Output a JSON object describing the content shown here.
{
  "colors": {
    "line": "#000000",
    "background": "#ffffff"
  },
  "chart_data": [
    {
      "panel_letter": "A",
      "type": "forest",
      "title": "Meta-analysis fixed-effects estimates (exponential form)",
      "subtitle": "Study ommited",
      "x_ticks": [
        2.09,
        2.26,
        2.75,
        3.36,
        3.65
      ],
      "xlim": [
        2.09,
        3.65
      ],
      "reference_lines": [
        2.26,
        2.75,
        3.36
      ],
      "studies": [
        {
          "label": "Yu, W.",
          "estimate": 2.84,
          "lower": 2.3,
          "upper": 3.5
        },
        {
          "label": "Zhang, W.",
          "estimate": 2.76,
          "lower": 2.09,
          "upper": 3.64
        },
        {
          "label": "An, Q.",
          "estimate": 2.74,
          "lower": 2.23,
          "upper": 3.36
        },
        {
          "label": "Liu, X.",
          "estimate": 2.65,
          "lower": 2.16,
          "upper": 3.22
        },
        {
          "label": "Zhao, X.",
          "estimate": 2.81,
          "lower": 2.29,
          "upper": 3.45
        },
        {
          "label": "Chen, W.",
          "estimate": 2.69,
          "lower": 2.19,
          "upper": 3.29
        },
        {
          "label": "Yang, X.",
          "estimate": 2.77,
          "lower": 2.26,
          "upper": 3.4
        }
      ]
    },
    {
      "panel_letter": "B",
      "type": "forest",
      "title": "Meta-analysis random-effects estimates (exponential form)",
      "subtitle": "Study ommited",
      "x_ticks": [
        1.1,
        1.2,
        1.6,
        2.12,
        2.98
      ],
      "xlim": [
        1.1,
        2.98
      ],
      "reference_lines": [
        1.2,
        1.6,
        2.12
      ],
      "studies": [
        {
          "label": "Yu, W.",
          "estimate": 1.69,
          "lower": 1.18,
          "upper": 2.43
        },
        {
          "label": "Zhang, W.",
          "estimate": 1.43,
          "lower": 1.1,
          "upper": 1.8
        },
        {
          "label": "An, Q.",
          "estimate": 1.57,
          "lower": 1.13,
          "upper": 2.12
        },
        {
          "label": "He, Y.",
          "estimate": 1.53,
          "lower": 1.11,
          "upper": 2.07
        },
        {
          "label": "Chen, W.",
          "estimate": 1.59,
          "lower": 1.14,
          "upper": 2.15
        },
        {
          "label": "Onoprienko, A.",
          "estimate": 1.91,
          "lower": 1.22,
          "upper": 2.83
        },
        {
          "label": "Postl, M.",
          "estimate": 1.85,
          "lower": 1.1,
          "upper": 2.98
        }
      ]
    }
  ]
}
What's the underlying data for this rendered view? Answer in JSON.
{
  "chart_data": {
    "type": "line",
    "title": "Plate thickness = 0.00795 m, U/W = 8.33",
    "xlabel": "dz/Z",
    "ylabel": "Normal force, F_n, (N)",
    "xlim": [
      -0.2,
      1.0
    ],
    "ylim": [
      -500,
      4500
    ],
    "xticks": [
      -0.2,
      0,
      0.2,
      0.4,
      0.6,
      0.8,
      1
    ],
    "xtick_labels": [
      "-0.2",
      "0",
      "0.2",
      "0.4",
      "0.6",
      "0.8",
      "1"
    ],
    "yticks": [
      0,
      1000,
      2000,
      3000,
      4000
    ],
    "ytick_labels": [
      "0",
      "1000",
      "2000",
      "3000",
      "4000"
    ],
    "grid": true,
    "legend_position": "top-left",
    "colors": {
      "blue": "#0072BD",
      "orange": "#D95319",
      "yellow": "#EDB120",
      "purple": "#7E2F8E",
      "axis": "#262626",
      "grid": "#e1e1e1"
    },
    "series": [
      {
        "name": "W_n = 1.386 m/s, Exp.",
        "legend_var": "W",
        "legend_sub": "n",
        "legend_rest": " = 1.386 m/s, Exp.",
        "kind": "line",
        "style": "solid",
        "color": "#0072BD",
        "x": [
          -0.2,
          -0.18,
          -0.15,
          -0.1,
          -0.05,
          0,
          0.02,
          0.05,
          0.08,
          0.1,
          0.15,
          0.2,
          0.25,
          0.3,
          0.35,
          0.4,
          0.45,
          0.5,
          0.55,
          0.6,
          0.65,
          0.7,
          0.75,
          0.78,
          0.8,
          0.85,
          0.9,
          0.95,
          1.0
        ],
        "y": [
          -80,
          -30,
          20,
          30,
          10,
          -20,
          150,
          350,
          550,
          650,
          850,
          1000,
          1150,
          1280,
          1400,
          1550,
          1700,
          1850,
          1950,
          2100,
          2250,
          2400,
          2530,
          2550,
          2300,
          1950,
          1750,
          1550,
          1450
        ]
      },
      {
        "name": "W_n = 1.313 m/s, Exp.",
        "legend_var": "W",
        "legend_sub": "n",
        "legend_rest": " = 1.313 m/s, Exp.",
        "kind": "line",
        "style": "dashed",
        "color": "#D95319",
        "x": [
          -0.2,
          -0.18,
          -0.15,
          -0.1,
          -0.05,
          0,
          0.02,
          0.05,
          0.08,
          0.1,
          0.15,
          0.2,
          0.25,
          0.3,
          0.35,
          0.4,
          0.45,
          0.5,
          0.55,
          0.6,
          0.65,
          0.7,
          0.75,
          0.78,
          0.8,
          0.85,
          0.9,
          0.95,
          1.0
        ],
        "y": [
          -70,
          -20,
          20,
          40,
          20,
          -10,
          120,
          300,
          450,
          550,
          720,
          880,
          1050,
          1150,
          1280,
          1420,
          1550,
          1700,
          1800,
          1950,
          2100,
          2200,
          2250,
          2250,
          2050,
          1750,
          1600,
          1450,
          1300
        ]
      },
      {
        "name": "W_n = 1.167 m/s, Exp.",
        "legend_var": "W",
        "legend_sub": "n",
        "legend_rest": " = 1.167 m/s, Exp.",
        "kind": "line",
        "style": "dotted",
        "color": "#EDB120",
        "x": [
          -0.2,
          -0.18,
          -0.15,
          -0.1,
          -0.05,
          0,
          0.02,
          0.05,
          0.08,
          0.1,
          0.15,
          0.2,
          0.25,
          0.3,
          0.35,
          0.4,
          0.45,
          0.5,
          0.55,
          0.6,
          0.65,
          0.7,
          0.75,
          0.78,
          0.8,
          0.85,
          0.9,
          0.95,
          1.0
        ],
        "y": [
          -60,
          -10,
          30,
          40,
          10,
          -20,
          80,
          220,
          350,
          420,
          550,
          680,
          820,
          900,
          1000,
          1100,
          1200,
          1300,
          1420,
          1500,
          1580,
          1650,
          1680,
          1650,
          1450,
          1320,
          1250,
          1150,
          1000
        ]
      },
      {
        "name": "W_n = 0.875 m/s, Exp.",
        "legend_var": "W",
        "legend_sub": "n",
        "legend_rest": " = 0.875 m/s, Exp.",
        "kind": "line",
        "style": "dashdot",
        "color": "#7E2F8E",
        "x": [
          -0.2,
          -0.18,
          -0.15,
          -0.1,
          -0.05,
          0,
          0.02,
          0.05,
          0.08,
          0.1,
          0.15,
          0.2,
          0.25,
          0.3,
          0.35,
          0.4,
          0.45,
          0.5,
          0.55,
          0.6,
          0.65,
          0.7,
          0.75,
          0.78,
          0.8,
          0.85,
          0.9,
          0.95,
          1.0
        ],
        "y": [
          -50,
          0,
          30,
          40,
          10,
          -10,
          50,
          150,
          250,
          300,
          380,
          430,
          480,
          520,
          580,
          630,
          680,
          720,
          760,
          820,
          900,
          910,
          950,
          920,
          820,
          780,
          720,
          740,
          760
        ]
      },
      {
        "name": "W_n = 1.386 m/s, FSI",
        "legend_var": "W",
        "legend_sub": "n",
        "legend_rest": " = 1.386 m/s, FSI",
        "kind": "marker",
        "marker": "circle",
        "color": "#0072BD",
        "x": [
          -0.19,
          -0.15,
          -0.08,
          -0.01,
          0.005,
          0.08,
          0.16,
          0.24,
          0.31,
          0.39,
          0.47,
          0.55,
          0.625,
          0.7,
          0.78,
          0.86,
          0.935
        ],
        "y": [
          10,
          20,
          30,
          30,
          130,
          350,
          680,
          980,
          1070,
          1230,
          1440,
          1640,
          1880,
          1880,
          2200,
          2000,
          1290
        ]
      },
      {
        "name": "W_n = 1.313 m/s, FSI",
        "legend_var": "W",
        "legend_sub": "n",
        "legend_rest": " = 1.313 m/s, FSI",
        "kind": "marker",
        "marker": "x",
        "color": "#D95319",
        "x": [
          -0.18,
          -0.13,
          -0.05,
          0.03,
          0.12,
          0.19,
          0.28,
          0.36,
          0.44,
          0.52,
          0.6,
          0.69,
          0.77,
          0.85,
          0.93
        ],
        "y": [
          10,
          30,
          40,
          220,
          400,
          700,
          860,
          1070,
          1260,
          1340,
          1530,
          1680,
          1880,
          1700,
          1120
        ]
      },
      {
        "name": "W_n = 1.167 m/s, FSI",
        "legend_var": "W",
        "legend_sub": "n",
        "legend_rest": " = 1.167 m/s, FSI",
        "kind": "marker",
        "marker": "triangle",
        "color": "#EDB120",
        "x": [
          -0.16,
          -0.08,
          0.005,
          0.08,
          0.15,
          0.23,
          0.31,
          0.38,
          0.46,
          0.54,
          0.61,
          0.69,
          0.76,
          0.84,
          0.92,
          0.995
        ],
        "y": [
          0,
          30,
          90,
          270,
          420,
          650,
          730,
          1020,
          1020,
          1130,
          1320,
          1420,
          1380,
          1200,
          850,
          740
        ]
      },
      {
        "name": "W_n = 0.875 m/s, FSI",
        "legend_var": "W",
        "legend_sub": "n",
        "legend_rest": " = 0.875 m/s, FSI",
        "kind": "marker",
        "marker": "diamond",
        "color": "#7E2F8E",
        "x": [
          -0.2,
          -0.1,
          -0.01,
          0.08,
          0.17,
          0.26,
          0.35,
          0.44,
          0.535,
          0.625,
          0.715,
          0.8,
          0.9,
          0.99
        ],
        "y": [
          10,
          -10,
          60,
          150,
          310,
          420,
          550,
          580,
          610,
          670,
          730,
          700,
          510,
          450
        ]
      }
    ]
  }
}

+ + + + + + +

* Exercise instructions *
Check each line of the records for the word "style", and show the lines that contain it.

* Solved problem *
        "style": "solid",
        "style": "dashed",
        "style": "dotted",
        "style": "dashdot",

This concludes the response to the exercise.